EXERCISE BRIEF
Copy out each line of the data that holds the word "text".

==== INPUT

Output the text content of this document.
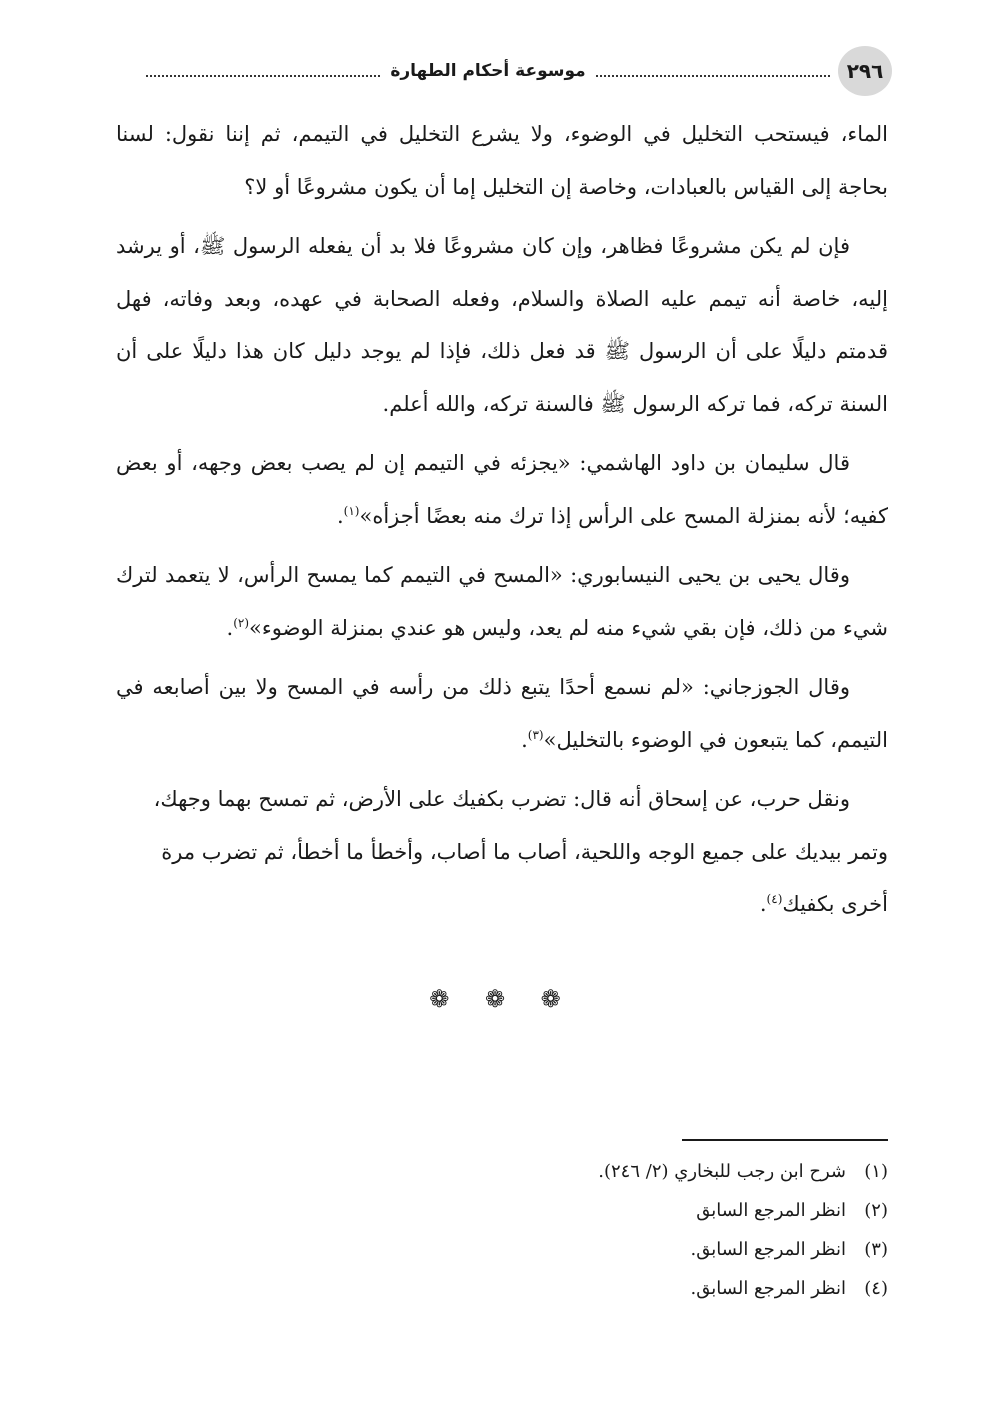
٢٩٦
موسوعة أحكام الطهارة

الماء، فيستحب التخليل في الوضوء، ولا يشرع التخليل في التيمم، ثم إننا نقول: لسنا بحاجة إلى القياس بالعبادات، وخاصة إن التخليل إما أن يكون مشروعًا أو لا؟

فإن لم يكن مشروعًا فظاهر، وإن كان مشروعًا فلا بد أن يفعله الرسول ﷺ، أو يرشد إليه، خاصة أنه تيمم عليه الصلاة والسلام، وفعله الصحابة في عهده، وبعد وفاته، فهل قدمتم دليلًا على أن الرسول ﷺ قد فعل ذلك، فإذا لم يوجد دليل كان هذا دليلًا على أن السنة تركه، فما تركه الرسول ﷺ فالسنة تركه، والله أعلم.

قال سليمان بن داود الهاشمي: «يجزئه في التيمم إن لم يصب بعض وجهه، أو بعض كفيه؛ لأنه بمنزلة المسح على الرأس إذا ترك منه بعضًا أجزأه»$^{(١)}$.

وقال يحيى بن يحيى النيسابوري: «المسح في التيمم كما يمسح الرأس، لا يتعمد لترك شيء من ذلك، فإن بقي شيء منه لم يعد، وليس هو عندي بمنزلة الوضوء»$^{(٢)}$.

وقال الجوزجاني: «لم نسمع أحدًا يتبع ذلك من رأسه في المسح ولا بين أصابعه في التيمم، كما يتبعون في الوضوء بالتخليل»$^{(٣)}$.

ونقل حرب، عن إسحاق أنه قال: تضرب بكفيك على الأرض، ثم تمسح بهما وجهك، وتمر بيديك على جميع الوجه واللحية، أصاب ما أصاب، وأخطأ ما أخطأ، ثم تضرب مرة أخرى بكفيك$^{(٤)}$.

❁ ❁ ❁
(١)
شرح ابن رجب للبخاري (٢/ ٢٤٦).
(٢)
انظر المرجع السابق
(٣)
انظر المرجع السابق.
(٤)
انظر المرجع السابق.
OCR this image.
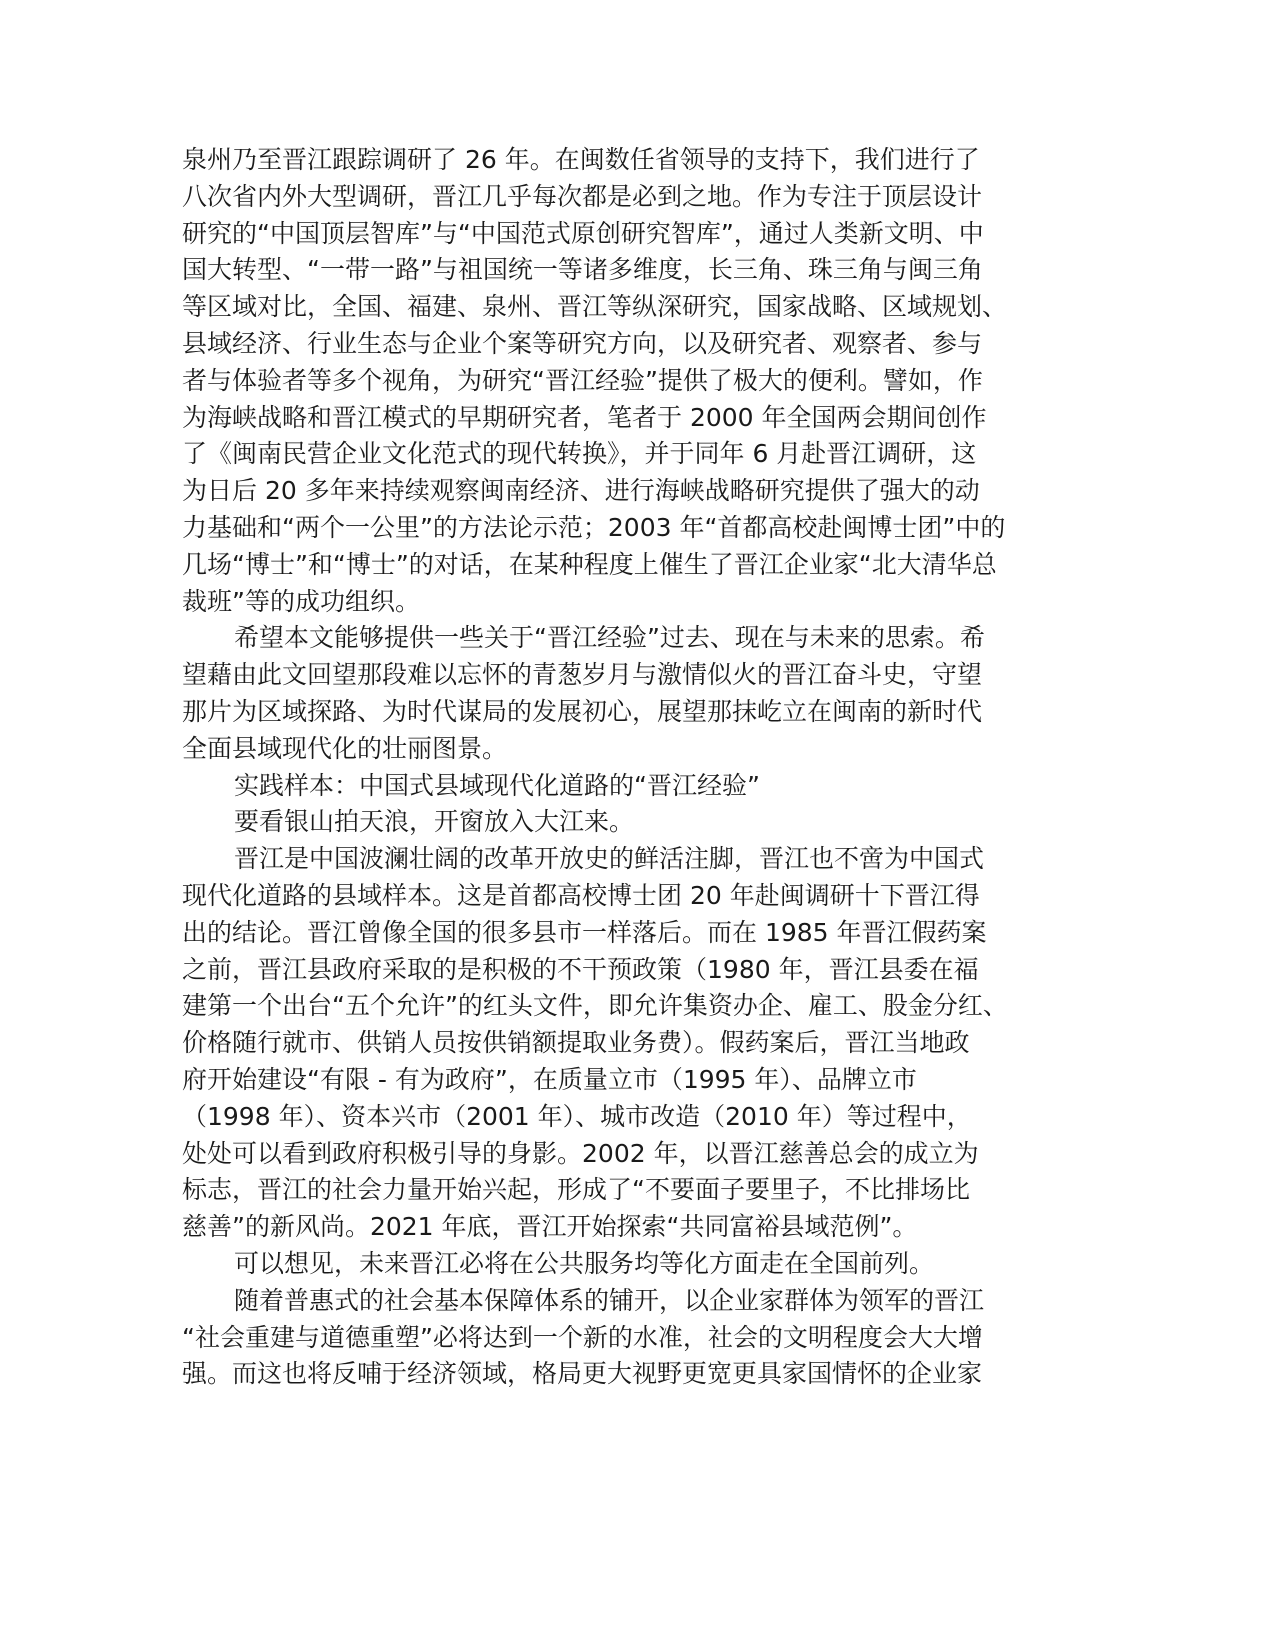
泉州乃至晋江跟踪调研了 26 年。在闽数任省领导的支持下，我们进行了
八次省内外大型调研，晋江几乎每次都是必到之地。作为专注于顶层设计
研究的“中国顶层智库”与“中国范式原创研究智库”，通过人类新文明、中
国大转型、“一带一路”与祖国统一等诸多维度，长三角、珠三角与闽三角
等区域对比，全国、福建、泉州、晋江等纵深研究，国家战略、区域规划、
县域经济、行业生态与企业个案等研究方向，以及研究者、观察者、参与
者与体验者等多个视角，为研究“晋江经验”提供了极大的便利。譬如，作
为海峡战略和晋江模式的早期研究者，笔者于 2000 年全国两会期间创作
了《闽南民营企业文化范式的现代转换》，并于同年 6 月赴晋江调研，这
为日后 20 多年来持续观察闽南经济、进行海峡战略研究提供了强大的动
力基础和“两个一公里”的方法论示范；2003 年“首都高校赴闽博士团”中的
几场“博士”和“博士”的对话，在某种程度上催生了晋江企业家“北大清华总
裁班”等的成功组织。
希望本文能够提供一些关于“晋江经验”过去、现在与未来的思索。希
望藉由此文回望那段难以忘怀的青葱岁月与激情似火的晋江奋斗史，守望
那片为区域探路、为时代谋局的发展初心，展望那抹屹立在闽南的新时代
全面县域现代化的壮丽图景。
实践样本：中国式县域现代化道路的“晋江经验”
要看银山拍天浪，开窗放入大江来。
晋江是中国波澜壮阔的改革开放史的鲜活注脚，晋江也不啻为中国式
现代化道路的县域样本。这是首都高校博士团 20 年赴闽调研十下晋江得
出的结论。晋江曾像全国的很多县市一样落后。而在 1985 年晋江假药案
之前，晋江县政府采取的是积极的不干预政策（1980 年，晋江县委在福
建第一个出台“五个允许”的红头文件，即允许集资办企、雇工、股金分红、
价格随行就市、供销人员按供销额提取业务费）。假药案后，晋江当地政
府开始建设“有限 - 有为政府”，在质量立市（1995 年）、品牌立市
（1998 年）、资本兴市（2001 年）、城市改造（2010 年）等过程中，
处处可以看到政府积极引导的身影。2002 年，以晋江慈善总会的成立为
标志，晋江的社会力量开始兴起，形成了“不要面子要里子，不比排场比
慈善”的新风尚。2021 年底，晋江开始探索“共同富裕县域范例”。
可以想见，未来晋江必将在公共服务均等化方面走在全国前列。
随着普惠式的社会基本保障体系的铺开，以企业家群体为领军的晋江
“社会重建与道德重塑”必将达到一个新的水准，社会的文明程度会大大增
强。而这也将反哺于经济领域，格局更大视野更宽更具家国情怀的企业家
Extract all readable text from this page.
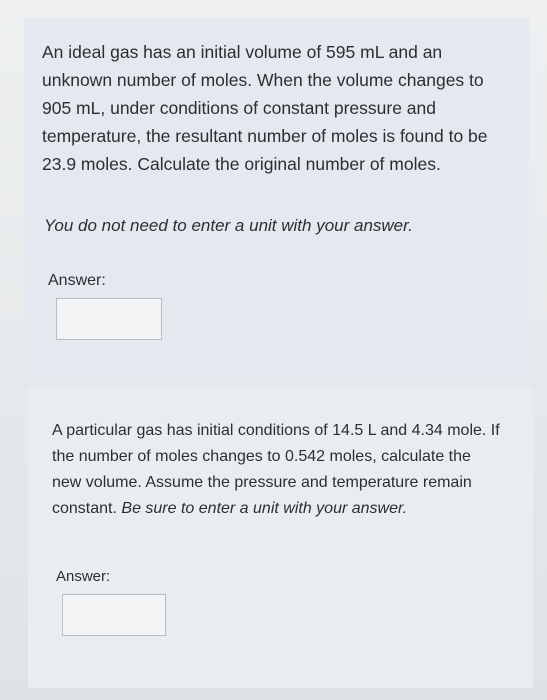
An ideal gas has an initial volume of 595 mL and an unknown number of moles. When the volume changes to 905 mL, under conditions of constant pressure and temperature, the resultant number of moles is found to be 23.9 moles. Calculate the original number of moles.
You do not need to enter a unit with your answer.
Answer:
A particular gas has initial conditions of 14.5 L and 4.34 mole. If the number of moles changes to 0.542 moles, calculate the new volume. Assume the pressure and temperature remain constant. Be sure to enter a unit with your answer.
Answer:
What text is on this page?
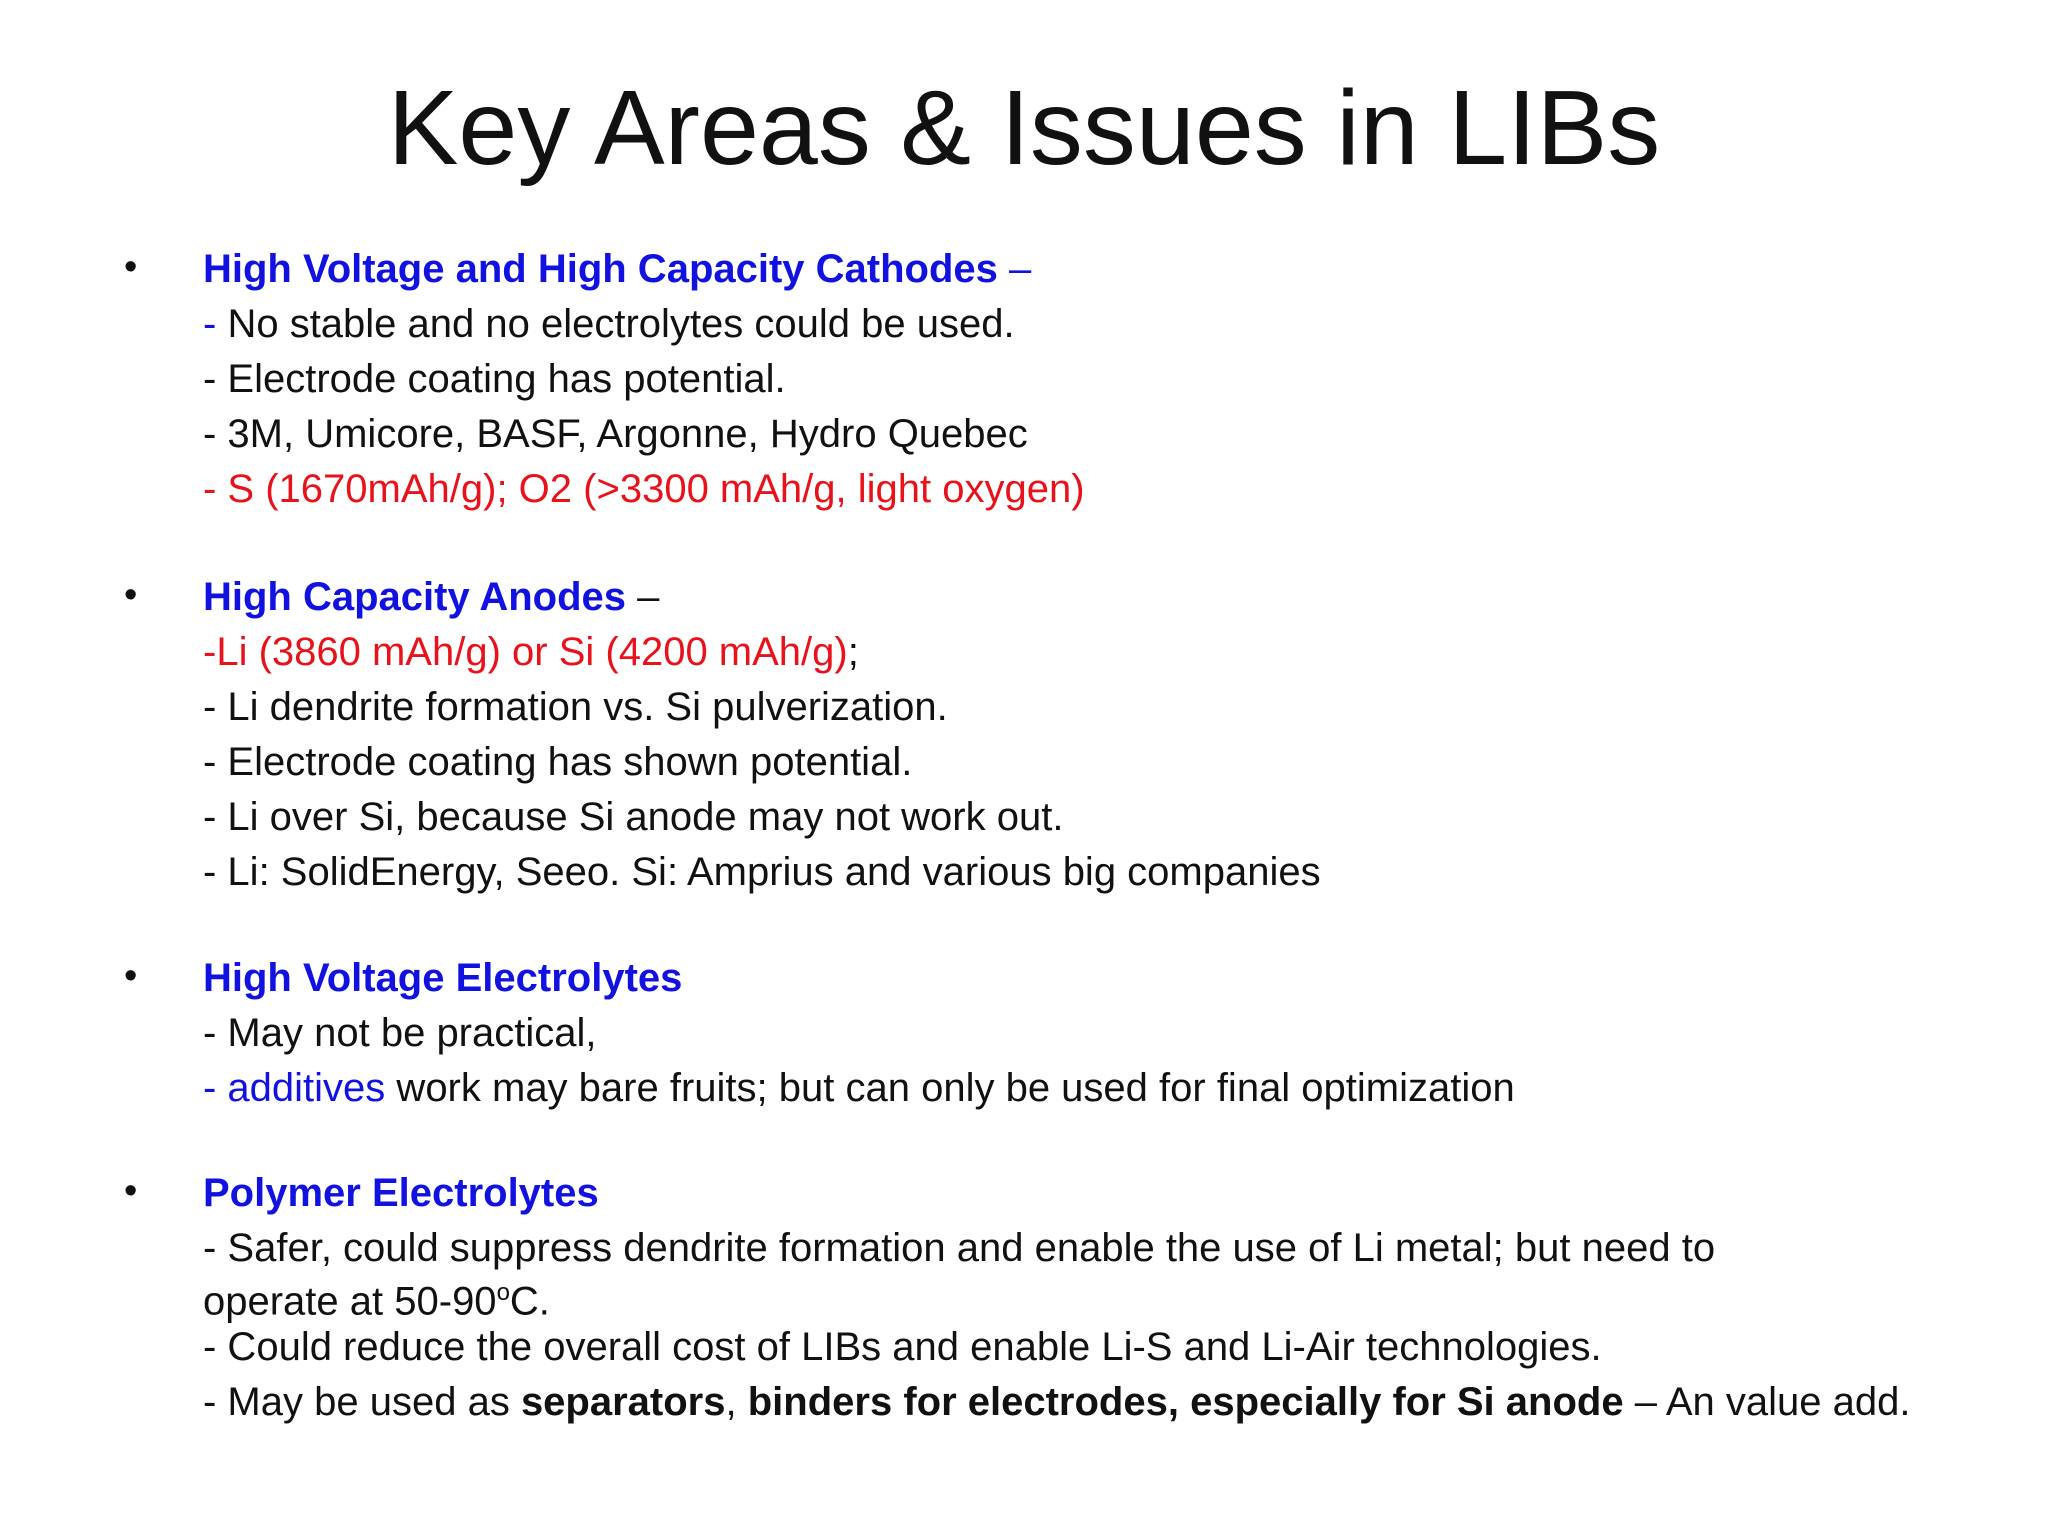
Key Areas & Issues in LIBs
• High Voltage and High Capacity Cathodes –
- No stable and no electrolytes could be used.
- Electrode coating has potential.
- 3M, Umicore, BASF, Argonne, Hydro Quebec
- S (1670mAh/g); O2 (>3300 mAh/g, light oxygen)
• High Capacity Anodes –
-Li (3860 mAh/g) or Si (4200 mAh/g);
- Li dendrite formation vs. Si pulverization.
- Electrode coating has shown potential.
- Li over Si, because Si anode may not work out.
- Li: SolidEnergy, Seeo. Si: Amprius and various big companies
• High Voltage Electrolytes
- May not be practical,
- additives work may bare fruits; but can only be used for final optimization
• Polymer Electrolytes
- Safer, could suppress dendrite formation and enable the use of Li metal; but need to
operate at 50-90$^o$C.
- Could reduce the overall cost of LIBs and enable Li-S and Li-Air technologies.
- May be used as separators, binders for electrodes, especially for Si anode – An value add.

========

RESULT OF THIS EXERCISE
Output the text content of this document.
Extract all readable text from this page.
What text is on this page?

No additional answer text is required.